PAGE TEXT.
## Begin

I was also surprised you didn't see from the video how adding different rates of z axis rotation to a 180o y axis rotation transformed it to either spin 1/2 or spin 2, or indeed other non-integer rates. (The North pole returned in either 90o or 360o y axis rotations). It's beauty is in it's simplicity.

Did you a) not see it do so? or b) not think it replicates the data?

I was also disappointed you couldn't follow the mechanistic sequence reproducing Dirac's formulation. It is indeed multi faceted so it's clear (we) have to do a better job breaking it down into brain-manageable steps.

Re Dr Bertelman's socks; Did you read my (top scored) 2015 essay; The Red/Green Sock Trick. which clarifies how my red lined green socks (& vice versa) avoid Bells theorem as he anticipated, the solution; "..will be found by going round the back". Most understood in 2015 so I hope at least you may also!

That essay also shows how the QM solution emerged from an SR solution free of paradox (as 3 prev finalist essays) so unified with the fundamental probability distribution of my 'Law of the reducing Middle' (which the ID230 uses), consistent with Prof Phillips excellent essay here.

But all have their own embedded ideas, whether mainstream or not. I know it can be hard to suspend them to explore others as I try to do so systemically but still often struggle. That's human nature, and we all have limited time. If yours is to short, thank you anyway for the time you spent.

Very best

Peter

PS. Are you aware of the IAU/ USNO's big 'ecliptic plane/stellar aberration problem? (astral navigation etc.) I have the clear solution but entrenched thinking won't allow it to emerge. What on Earth can I do?

Terry,

I forgot; - Of course I'm NOT suggesting; "there is no such thing as entanglement." at all. I show an 'entangled' relationship of antiparallel polar axes reproduces QM predictions, and only then say "there is no such thing as 'spooky action at a distance' required!"

p

Terry,

Like your practice of numbering responses by paragraphs. and a useful analytic. Had not thought of approaching my reading in that manner. Like that free acrobat permits highlighting and commenting.

## End

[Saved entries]

## Begin

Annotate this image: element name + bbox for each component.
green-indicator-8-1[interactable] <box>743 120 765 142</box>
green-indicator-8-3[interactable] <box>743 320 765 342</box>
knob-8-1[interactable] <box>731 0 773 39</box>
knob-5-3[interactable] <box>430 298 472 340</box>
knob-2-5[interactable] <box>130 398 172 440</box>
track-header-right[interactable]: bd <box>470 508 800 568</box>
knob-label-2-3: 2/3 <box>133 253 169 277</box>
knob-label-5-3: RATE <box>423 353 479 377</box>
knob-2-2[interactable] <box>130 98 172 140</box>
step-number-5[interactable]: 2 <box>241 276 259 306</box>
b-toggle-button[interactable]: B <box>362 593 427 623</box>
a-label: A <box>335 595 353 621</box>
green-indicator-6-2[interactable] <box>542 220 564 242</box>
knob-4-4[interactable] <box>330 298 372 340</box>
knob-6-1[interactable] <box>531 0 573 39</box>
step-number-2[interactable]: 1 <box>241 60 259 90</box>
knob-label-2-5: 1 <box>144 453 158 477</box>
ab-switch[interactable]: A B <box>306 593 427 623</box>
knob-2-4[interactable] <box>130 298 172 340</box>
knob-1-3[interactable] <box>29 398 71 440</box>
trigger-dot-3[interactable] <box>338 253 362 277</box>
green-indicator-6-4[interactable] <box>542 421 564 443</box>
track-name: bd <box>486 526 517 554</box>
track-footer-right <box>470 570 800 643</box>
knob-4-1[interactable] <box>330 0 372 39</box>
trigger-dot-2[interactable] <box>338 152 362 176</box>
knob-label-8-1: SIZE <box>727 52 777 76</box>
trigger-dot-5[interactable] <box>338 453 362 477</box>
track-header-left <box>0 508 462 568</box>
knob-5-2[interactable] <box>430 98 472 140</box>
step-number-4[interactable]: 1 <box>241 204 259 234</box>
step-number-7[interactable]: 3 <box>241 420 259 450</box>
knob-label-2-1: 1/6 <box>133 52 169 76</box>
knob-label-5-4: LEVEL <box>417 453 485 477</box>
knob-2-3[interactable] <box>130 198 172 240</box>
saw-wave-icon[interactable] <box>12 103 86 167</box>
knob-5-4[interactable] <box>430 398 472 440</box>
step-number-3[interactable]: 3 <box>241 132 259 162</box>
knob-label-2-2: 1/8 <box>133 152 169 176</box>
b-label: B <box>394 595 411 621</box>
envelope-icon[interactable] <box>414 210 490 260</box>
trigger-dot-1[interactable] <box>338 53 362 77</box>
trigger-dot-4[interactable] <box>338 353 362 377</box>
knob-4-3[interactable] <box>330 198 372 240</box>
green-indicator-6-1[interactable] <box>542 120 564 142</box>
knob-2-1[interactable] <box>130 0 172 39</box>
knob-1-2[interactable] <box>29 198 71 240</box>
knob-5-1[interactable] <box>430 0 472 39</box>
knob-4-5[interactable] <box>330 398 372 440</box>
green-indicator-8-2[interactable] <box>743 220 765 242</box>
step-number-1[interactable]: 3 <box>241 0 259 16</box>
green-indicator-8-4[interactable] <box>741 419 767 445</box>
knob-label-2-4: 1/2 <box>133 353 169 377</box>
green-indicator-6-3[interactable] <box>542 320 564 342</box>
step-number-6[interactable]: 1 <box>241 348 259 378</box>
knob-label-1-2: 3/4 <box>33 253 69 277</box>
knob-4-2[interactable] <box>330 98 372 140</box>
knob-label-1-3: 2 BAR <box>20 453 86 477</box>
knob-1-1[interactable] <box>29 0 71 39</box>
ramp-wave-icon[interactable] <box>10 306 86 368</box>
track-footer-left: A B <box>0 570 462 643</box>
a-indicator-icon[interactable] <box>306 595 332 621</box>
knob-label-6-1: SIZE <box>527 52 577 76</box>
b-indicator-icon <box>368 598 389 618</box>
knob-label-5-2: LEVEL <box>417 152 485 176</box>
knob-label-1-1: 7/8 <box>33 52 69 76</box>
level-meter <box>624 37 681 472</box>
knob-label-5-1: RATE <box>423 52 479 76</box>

## End

SHORT TASK 1.
What is the title of the 2015 essay that the forum comment mentions?
SHORT TASK 2.
Rewrite the part of the forum comment that opens with the words "I was also disappointed" and closes with "you may also!", putting "puzzled" in place of "disappointed".

TASK SOLUTION 1.
The Red/Green Sock Trick.

TASK SOLUTION 2.
I was also puzzled you couldn't follow the mechanistic sequence reproducing Dirac's formulation. It is indeed multi faceted so it's clear (we) have to do a better job breaking it down into brain-manageable steps.

Re Dr Bertelman's socks; Did you read my (top scored) 2015 essay; The Red/Green Sock Trick. which clarifies how my red lined green socks (& vice versa) avoid Bells theorem as he anticipated, the solution; "..will be found by going round the back". Most understood in 2015 so I hope at least you may also!